Go through the entries below and copy each line containing the word "państwach".

Extracted records ::
□ □ □ □ □

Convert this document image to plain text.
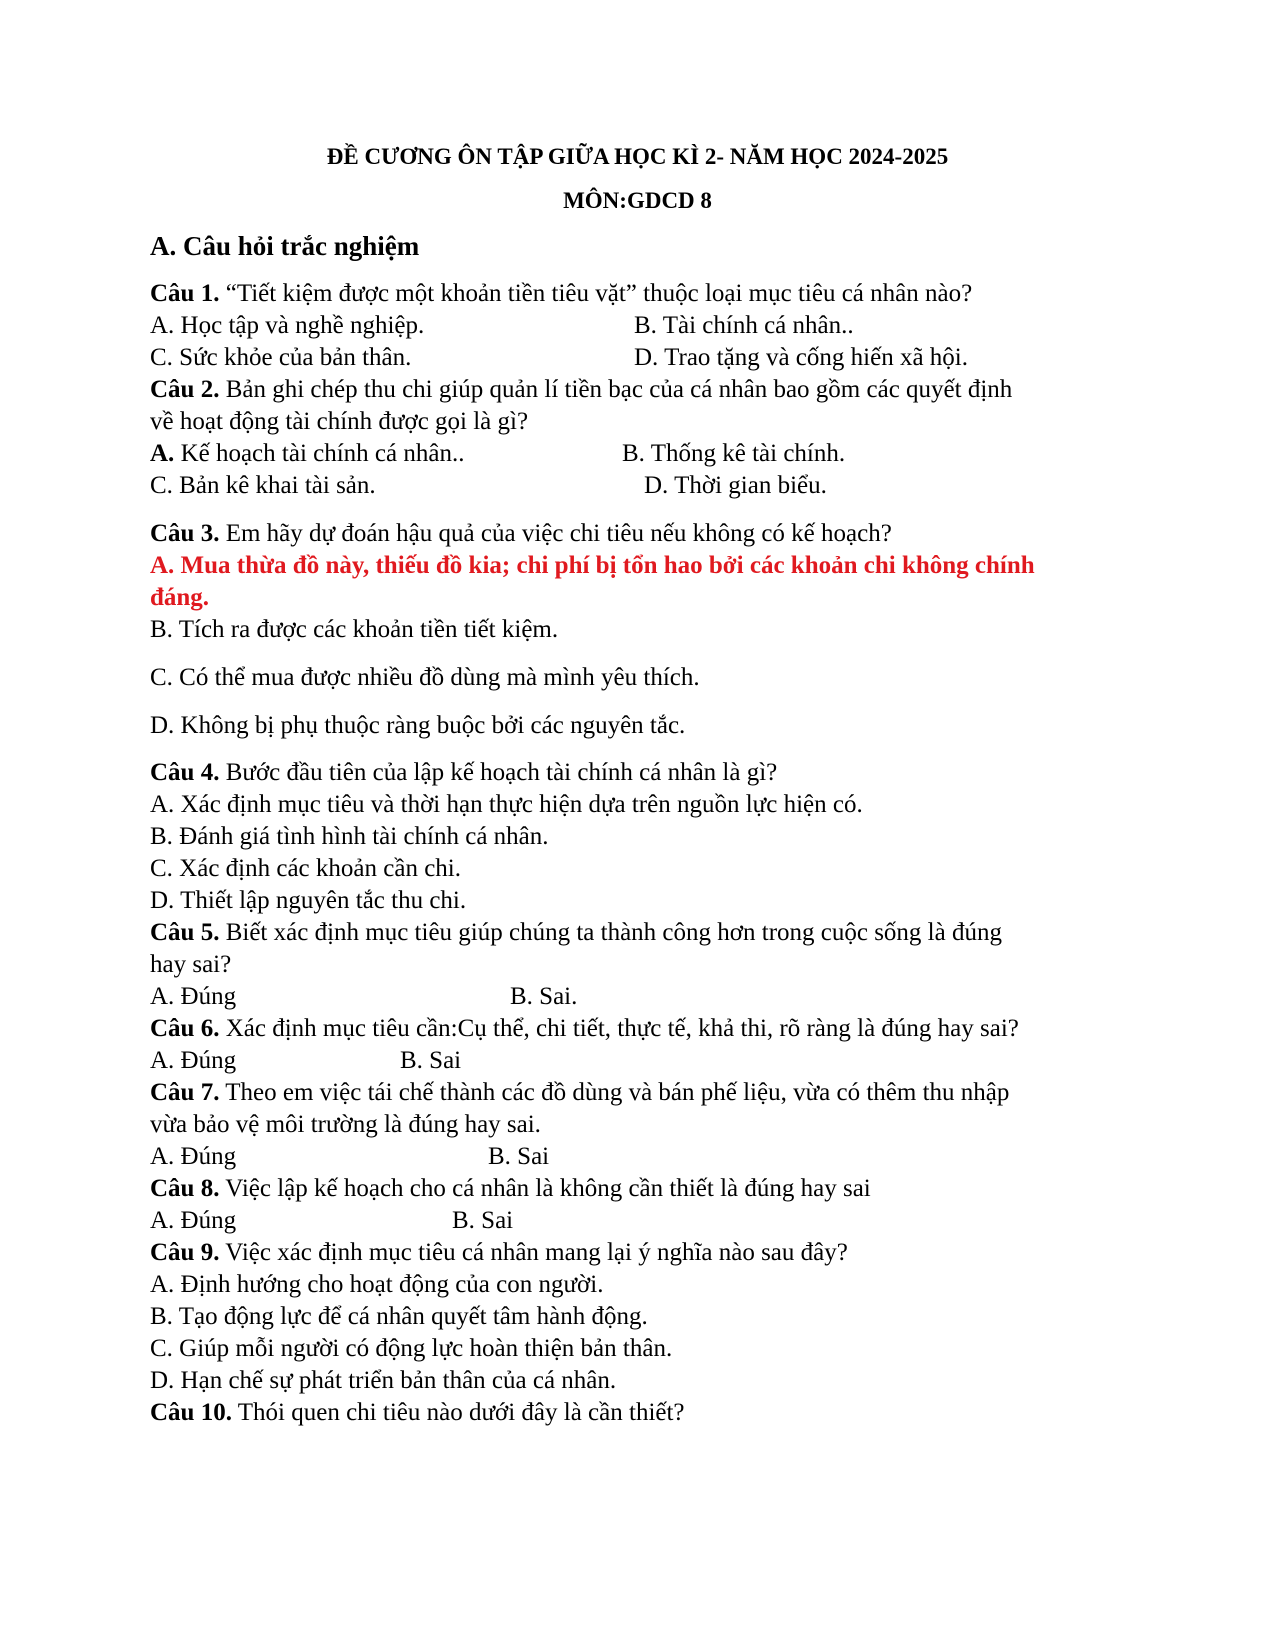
ĐỀ CƯƠNG ÔN TẬP GIỮA HỌC KÌ 2- NĂM HỌC 2024-2025
MÔN:GDCD 8
A. Câu hỏi trắc nghiệm
Câu 1. “Tiết kiệm được một khoản tiền tiêu vặt” thuộc loại mục tiêu cá nhân nào?
A. Học tập và nghề nghiệp.	B. Tài chính cá nhân..
C. Sức khỏe của bản thân.	D. Trao tặng và cống hiến xã hội.
Câu 2. Bản ghi chép thu chi giúp quản lí tiền bạc của cá nhân bao gồm các quyết định
về hoạt động tài chính được gọi là gì?
A. Kế hoạch tài chính cá nhân..	B. Thống kê tài chính.
C. Bản kê khai tài sản.	D. Thời gian biểu.
Câu 3. Em hãy dự đoán hậu quả của việc chi tiêu nếu không có kế hoạch?
A. Mua thừa đồ này, thiếu đồ kia; chi phí bị tổn hao bởi các khoản chi không chính
đáng.
B. Tích ra được các khoản tiền tiết kiệm.
C. Có thể mua được nhiều đồ dùng mà mình yêu thích.
D. Không bị phụ thuộc ràng buộc bởi các nguyên tắc.
Câu 4. Bước đầu tiên của lập kế hoạch tài chính cá nhân là gì?
A. Xác định mục tiêu và thời hạn thực hiện dựa trên nguồn lực hiện có.
B. Đánh giá tình hình tài chính cá nhân.
C. Xác định các khoản cần chi.
D. Thiết lập nguyên tắc thu chi.
Câu 5. Biết xác định mục tiêu giúp chúng ta thành công hơn trong cuộc sống là đúng
hay sai?
A. Đúng	B. Sai.
Câu 6. Xác định mục tiêu cần:Cụ thể, chi tiết, thực tế, khả thi, rõ ràng là đúng hay sai?
A. Đúng	B. Sai
Câu 7. Theo em việc tái chế thành các đồ dùng và bán phế liệu, vừa có thêm thu nhập
vừa bảo vệ môi trường là đúng hay sai.
A. Đúng	B. Sai
Câu 8. Việc lập kế hoạch cho cá nhân là không cần thiết là đúng hay sai
A. Đúng	B. Sai
Câu 9. Việc xác định mục tiêu cá nhân mang lại ý nghĩa nào sau đây?
A. Định hướng cho hoạt động của con người.
B. Tạo động lực để cá nhân quyết tâm hành động.
C. Giúp mỗi người có động lực hoàn thiện bản thân.
D. Hạn chế sự phát triển bản thân của cá nhân.
Câu 10. Thói quen chi tiêu nào dưới đây là cần thiết?
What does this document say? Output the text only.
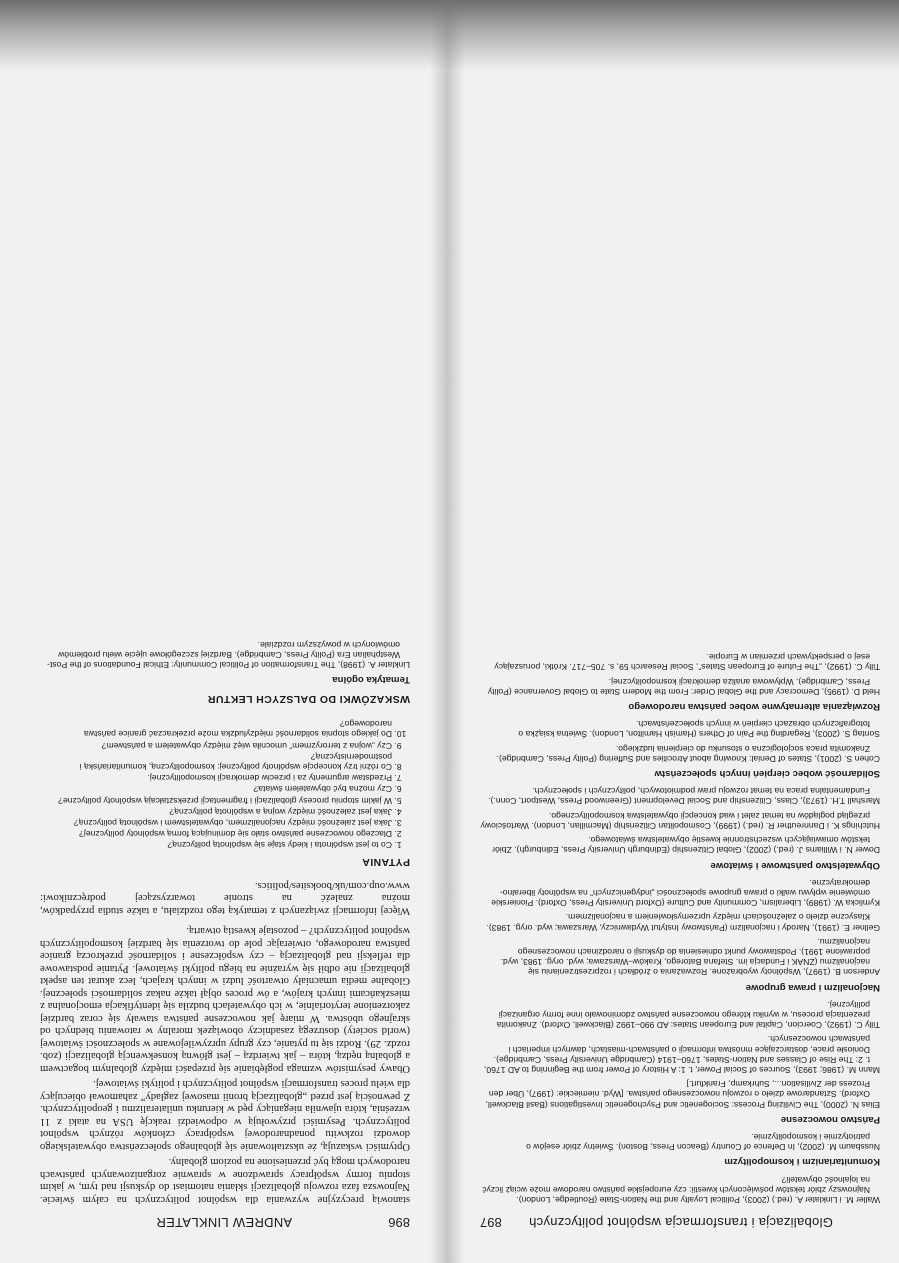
896
ANDREW LINKLATER

stanowią precyzyjne wyzwania dla wspólnot politycznych na całym świecie. Najnowsza faza rozwoju globalizacji skłania natomiast do dyskusji nad tym, w jakim stopniu formy współpracy sprawdzone w sprawnie zorganizowanych państwach narodowych mogą być przeniesione na poziom globalny.

Optymiści wskazują, że ukształtowanie się globalnego społeczeństwa obywatelskiego dowodzi rozkwitu ponadnarodowej współpracy członków różnych wspólnot politycznych. Pesymiści przywołują w odpowiedzi reakcję USA na ataki z 11 września, która ujawniła nieganiący pęd w kierunku unilateralizmu i geopolitycznych. Z pewnością jest przed „globalizacją bronii masowej zagłady” zahamował obiecujący dla wielu proces transformacji wspólnot politycznych i polityki światowej.

Obawy pesymistów wzmaga pogłębianie się przepaści między globalnym bogactwem a globalną nędzą, która – jak twierdzą – jest główną konsekwencją globalizacji (zob. rozdz. 29). Rodzi się tu pytanie, czy grupy uprzywilejowane w społeczności światowej (world society) dostrzegą zasadniczy obowiązek moralny w ratowaniu biednych od skrajnego ubóstwa. W miarę jak nowoczesne państwa stawały się coraz bardziej zakorzenione terytorialnie, w ich obywatelach budziła się identyfikacja emocjonalna z mieszkańcami innych krajów, a ów proces objął także nakaz solidarności społecznej. Globalne media umacniały otwartość ludzi w innych krajach, lecz akurat ten aspekt globalizacji nie odbił się wyraźnie na biegu polityki światowej. Pytanie podstawowe dla refleksji nad globalizacją – czy współczesne i solidarność przekroczą granice państwa narodowego, otwierając pole do tworzenia się bardziej kosmopolitycznych wspólnot politycznych? – pozostaje kwestią otwartą.

Więcej informacji związanych z tematyką tego rozdziału, a także studia przypadków, można znaleźć na stronie towarzyszącej podręcznikowi: www.oup.com/uk/booksites/politics.

PYTANIA
1. Co to jest wspólnota i kiedy staje się wspólnotą polityczną?
2. Dlaczego nowoczesne państwo stało się dominującą formą wspólnoty politycznej?
3. Jaka jest zależność między nacjonalizmem, obywatelstwem i wspólnotą polityczną?
4. Jaka jest zależność między wojną a wspólnotą polityczną?
5. W jakim stopniu procesy globalizacji i fragmentacji przekształcają wspólnoty polityczne?
6. Czy można być obywatelem świata?
7. Przedstaw argumenty za i przeciw demokracji kosmopolitycznej.
8. Co różni trzy koncepcje wspólnoty politycznej: kosmopolityczną, komunitariańską i postmodernistyczną?
9. Czy „wojna z terroryzmem” umocniła więź między obywatelem a państwem?
10. Do jakiego stopnia solidarność międzyludzka może przekraczać granice państwa narodowego?
WSKAZÓWKI DO DALSZYCH LEKTUR
Tematyka ogólna
Linklater A. (1998), The Transformation of Political Community: Ethical Foundations of the Post-Westphalian Era (Polity Press, Cambridge). Bardziej szczegółowe ujęcie wielu problemów omówionych w powyższym rozdziale.
Globalizacja i transformacja wspólnot politycznych
897
Waller M. i Linklater A. (red.) (2003), Political Loyalty and the Nation-State (Routledge, London). Najnowszy zbiór tekstów poświęconych kwestii: czy europejskie państwo narodowe może wciąż liczyć na lojalność obywateli?
Komunitarianizm i kosmopolityzm
Nussbaum M. (2002), In Defence of Country (Beacon Press, Boston). Świetny zbiór esejów o patriotyzmie i kosmopolityzmie.
Państwo nowoczesne
Elias N. (2000), The Civilizing Process: Sociogenetic and Psychogenetic Investigations (Basil Blackwell, Oxford). Sztandarowe dzieło o rozwoju nowoczesnego państwa. [Wyd. niemieckie: (1997), Über den Prozess der Zivilisation..., Suhrkamp, Frankfurt.]
Mann M. (1986; 1993), Sources of Social Power, t. 1: A History of Power from the Beginning to AD 1760, t. 2: The Rise of Classes and Nation-States, 1760–1914 (Cambridge University Press, Cambridge). Doniosłe prace, dostarczające mnóstwa informacji o państwach-miastach, dawnych imperiach i państwach nowoczesnych.
Tilly C. (1992), Coercion, Capital and European States: AD 990–1992 (Blackwell, Oxford). Znakomita prezentacja procesu, w wyniku którego nowoczesne państwo zdominowało inne formy organizacji politycznej.
Nacjonalizm i prawa grupowe
Anderson B. (1997), Wspólnoty wyobrażone. Rozważania o źródłach i rozprzestrzenianiu się nacjonalizmu (ZNAK i Fundacja im. Stefana Batorego, Kraków–Warszawa; wyd. oryg. 1983, wyd. poprawione 1991). Podstawowy punkt odniesienia do dyskusji o narodzinach nowoczesnego nacjonalizmu.
Gellner E. (1991), Narody i nacjonalizm (Państwowy Instytut Wydawniczy, Warszawa; wyd. oryg. 1983). Klasyczne dzieło o zależnościach między uprzemysłowieniem a nacjonalizmem.
Kymlicka W. (1989), Liberalism, Community and Culture (Oxford University Press, Oxford). Pionierskie omówienie wpływu walki o prawa grupowe społeczności „indygenicznych” na wspólnoty liberalno-demokratyczne.
Obywatelstwo państwowe i światowe
Dower N. i Williams J. (red.) (2002), Global Citizenship (Edinburgh University Press, Edinburgh). Zbiór tekstów omawiających wszechstronnie kwestię obywatelstwa światowego.
Hutchings K. i Dannreuther R. (red.) (1999), Cosmopolitan Citizenship (Macmillan, London). Wartościowy przegląd poglądów na temat zalet i wad koncepcji obywatelstwa kosmopolitycznego.
Marshall T.H. (1973), Class, Citizenship and Social Development (Greenwood Press, Westport, Conn.). Fundamentalna praca na temat rozwoju praw podmiotowych, politycznych i społecznych.
Solidarność wobec cierpień innych społeczeństw
Cohen S. (2001), States of Denial: Knowing about Atrocities and Suffering (Polity Press, Cambridge). Znakomita praca socjologiczna o stosunku do cierpienia ludzkiego.
Sontag S. (2003), Regarding the Pain of Others (Hamish Hamilton, London). Świetna książka o fotograficznych obrazach cierpień w innych społeczeństwach.
Rozwiązania alternatywne wobec państwa narodowego
Held D. (1995), Democracy and the Global Order: From the Modern State to Global Governance (Polity Press, Cambridge). Wpływowa analiza demokracji kosmopolitycznej.
Tilly C. (1992), „The Future of European States”, Social Research 59, s. 705–717. Krótki, poruszający esej o perspektywach przemian w Europie.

□ □ □ □ □

Task response ::
stanowią precyzyjne wyzwania dla wspólnot politycznych na całym świecie. Najnowsza faza rozwoju globalizacji skłania natomiast do dyskusji nad tym, w jakim stopniu formy współpracy sprawdzone w sprawnie zorganizowanych państwach narodowych mogą być przeniesione na poziom globalny.
Mann M. (1986; 1993), Sources of Social Power, t. 1: A History of Power from the Beginning to AD 1760, t. 2: The Rise of Classes and Nation-States, 1760–1914 (Cambridge University Press, Cambridge). Doniosłe prace, dostarczające mnóstwa informacji o państwach-miastach, dawnych imperiach i państwach nowoczesnych.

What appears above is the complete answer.